Problem: Print every entry exactly as written.

>> BEGIN Information shown

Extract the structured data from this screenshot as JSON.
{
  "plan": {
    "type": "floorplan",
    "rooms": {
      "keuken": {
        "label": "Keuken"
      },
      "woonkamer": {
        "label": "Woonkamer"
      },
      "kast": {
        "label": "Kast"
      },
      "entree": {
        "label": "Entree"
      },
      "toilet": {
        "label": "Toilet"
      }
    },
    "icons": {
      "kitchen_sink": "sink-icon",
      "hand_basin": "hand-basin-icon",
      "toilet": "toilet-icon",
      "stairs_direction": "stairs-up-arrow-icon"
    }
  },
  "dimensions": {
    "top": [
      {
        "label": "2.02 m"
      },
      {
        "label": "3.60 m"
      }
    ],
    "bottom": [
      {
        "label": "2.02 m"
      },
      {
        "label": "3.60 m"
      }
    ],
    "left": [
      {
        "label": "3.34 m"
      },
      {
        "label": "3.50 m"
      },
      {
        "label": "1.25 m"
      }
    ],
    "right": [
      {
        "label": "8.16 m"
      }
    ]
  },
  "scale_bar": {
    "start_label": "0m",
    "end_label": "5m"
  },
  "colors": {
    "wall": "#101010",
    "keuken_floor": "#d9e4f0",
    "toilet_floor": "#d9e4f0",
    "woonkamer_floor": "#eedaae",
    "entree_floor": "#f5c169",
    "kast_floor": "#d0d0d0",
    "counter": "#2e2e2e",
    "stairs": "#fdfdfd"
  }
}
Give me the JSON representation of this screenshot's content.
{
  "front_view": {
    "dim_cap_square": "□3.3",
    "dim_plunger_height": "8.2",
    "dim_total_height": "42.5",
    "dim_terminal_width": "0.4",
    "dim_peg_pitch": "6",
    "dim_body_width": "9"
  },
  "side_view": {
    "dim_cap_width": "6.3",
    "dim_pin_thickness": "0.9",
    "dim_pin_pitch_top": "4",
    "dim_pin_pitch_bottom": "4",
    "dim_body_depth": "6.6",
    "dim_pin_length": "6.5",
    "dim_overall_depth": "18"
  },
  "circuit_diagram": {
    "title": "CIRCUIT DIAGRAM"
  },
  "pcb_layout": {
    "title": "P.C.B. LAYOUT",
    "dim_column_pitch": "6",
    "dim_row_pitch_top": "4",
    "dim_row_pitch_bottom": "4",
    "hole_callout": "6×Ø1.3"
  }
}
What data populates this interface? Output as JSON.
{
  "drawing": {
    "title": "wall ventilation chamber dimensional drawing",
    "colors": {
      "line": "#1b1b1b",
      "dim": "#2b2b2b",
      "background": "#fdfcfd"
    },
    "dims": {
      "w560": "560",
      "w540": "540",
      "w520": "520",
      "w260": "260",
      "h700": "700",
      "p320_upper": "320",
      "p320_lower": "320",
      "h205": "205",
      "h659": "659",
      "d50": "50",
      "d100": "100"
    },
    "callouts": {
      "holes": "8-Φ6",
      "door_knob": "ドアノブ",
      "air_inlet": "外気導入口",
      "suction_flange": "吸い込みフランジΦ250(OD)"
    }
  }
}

>> END Information shown

Exercise output:
Extract the structured data from this screenshot as JSON.
{
  "plan": {
    "type": "floorplan",
    "rooms": {
      "keuken": {
        "label": "Keuken"
      },
      "woonkamer": {
        "label": "Woonkamer"
      },
      "kast": {
        "label": "Kast"
      },
      "entree": {
        "label": "Entree"
      },
      "toilet": {
        "label": "Toilet"
      }
    },
    "icons": {
      "kitchen_sink": "sink-icon",
      "hand_basin": "hand-basin-icon",
      "toilet": "toilet-icon",
      "stairs_direction": "stairs-up-arrow-icon"
    }
  },
  "dimensions": {
    "top": [
      {
        "label": "2.02 m"
      },
      {
        "label": "3.60 m"
      }
    ],
    "bottom": [
      {
        "label": "2.02 m"
      },
      {
        "label": "3.60 m"
      }
    ],
    "left": [
      {
        "label": "3.34 m"
      },
      {
        "label": "3.50 m"
      },
      {
        "label": "1.25 m"
      }
    ],
    "right": [
      {
        "label": "8.16 m"
      }
    ]
  },
  "scale_bar": {
    "start_label": "0m",
    "end_label": "5m"
  },
  "colors": {
    "wall": "#101010",
    "keuken_floor": "#d9e4f0",
    "toilet_floor": "#d9e4f0",
    "woonkamer_floor": "#eedaae",
    "entree_floor": "#f5c169",
    "kast_floor": "#d0d0d0",
    "counter": "#2e2e2e",
    "stairs": "#fdfdfd"
  }
}
Give me the JSON representation of this screenshot's content.
{
  "front_view": {
    "dim_cap_square": "□3.3",
    "dim_plunger_height": "8.2",
    "dim_total_height": "42.5",
    "dim_terminal_width": "0.4",
    "dim_peg_pitch": "6",
    "dim_body_width": "9"
  },
  "side_view": {
    "dim_cap_width": "6.3",
    "dim_pin_thickness": "0.9",
    "dim_pin_pitch_top": "4",
    "dim_pin_pitch_bottom": "4",
    "dim_body_depth": "6.6",
    "dim_pin_length": "6.5",
    "dim_overall_depth": "18"
  },
  "circuit_diagram": {
    "title": "CIRCUIT DIAGRAM"
  },
  "pcb_layout": {
    "title": "P.C.B. LAYOUT",
    "dim_column_pitch": "6",
    "dim_row_pitch_top": "4",
    "dim_row_pitch_bottom": "4",
    "hole_callout": "6×Ø1.3"
  }
}
What data populates this interface? Output as JSON.
{
  "drawing": {
    "title": "wall ventilation chamber dimensional drawing",
    "colors": {
      "line": "#1b1b1b",
      "dim": "#2b2b2b",
      "background": "#fdfcfd"
    },
    "dims": {
      "w560": "560",
      "w540": "540",
      "w520": "520",
      "w260": "260",
      "h700": "700",
      "p320_upper": "320",
      "p320_lower": "320",
      "h205": "205",
      "h659": "659",
      "d50": "50",
      "d100": "100"
    },
    "callouts": {
      "holes": "8-Φ6",
      "door_knob": "ドアノブ",
      "air_inlet": "外気導入口",
      "suction_flange": "吸い込みフランジΦ250(OD)"
    }
  }
}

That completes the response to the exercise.